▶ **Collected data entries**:
◇ ◇ ◇ ◇

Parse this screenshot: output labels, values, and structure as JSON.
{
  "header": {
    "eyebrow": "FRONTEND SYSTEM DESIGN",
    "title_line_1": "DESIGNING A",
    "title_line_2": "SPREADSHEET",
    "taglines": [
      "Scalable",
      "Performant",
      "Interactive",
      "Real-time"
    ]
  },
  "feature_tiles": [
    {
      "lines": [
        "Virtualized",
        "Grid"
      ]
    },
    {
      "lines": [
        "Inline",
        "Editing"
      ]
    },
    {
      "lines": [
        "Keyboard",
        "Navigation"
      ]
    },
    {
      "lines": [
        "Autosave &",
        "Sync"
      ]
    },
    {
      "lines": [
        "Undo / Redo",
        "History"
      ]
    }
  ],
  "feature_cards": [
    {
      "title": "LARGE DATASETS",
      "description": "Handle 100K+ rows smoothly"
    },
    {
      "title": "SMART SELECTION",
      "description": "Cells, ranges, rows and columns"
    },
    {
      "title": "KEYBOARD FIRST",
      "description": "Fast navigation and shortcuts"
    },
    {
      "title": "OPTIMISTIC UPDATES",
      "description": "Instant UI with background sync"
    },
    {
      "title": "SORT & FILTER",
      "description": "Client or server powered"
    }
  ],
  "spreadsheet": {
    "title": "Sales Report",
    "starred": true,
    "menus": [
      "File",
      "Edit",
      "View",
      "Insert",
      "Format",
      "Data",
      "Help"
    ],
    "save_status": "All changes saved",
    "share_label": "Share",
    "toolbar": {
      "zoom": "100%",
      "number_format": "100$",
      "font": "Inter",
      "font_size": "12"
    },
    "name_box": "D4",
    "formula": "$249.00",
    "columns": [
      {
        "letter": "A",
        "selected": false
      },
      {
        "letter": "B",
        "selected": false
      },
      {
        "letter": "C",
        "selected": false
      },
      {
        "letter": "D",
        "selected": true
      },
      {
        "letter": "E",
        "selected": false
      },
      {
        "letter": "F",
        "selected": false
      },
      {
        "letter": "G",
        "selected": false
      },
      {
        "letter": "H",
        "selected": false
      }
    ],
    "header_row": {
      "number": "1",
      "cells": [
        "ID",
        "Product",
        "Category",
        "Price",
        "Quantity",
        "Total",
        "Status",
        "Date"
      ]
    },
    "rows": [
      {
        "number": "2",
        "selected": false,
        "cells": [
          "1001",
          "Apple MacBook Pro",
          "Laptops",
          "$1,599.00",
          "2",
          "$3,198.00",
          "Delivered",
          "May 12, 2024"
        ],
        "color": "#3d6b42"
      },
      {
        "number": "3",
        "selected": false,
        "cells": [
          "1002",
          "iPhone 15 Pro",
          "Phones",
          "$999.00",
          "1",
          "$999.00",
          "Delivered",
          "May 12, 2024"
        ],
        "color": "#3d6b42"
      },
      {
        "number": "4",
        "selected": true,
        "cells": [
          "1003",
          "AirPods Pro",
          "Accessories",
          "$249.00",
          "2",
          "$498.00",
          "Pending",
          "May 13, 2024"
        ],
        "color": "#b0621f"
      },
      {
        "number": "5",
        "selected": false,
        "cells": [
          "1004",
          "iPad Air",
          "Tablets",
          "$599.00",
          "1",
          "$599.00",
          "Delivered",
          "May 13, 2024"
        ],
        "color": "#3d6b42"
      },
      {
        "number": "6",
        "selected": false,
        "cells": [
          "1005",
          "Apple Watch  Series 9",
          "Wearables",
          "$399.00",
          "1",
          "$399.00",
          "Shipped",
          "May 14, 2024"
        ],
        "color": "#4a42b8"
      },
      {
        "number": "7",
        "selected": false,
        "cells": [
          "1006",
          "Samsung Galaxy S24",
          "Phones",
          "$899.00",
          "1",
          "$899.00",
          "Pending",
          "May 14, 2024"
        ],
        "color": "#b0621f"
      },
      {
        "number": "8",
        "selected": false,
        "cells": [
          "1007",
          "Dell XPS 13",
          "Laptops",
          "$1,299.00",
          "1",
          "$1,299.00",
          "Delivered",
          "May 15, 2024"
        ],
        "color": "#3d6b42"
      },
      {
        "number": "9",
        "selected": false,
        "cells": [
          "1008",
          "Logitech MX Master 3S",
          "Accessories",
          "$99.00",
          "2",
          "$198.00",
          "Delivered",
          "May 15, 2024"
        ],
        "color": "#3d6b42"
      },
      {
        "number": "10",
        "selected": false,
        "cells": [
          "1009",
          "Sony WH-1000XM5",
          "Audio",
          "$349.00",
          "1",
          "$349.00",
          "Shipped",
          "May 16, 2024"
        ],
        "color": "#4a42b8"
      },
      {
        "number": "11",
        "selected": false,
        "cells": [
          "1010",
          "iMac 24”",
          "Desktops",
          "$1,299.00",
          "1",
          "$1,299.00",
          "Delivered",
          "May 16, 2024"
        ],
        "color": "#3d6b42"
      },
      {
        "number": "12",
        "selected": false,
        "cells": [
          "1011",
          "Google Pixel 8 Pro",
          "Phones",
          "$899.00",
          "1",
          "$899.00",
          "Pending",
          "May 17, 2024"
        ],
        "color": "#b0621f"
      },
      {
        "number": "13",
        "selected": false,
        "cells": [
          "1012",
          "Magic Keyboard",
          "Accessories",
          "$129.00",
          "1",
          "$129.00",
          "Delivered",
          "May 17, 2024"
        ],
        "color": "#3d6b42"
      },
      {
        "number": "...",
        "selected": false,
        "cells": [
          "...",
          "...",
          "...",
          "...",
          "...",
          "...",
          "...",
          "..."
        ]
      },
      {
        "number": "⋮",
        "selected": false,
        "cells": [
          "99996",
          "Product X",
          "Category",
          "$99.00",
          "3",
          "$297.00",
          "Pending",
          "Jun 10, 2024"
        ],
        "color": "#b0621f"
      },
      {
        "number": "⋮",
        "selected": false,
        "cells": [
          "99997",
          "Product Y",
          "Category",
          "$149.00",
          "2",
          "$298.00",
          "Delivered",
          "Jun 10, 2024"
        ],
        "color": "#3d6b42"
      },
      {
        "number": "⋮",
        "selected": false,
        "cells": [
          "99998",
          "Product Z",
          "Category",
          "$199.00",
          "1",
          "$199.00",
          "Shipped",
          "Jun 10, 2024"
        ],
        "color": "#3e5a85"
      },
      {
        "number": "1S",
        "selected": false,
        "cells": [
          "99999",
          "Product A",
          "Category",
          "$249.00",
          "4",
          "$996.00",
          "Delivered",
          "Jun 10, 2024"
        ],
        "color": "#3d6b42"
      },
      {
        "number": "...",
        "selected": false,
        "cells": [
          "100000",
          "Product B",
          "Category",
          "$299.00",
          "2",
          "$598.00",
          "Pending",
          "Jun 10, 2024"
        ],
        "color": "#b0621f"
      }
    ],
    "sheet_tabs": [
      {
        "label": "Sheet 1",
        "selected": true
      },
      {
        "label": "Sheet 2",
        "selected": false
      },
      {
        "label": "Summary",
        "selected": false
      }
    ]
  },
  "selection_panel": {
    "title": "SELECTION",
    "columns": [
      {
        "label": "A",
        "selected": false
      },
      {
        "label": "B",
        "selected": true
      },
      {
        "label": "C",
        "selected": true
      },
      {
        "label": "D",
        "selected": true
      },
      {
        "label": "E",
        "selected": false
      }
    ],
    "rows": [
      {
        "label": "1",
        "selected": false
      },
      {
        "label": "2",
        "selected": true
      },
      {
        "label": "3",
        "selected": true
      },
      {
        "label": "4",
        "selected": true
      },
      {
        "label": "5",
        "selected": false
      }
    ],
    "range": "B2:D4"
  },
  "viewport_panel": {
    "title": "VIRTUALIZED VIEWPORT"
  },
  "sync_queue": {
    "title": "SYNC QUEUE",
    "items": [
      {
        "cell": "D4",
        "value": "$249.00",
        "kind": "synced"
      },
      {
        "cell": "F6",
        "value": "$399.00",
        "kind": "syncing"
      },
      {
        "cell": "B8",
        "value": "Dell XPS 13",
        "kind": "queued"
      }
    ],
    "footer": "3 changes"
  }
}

◇ ◇ ◇ ◇

▶ **PROMPT**: Scan the material above for the string "description" and report each line where you find it.

▶ **TASK OUTPUT**:
      "description": "Handle 100K+ rows smoothly"
      "description": "Cells, ranges, rows and columns"
      "description": "Fast navigation and shortcuts"
      "description": "Instant UI with background sync"
      "description": "Client or server powered"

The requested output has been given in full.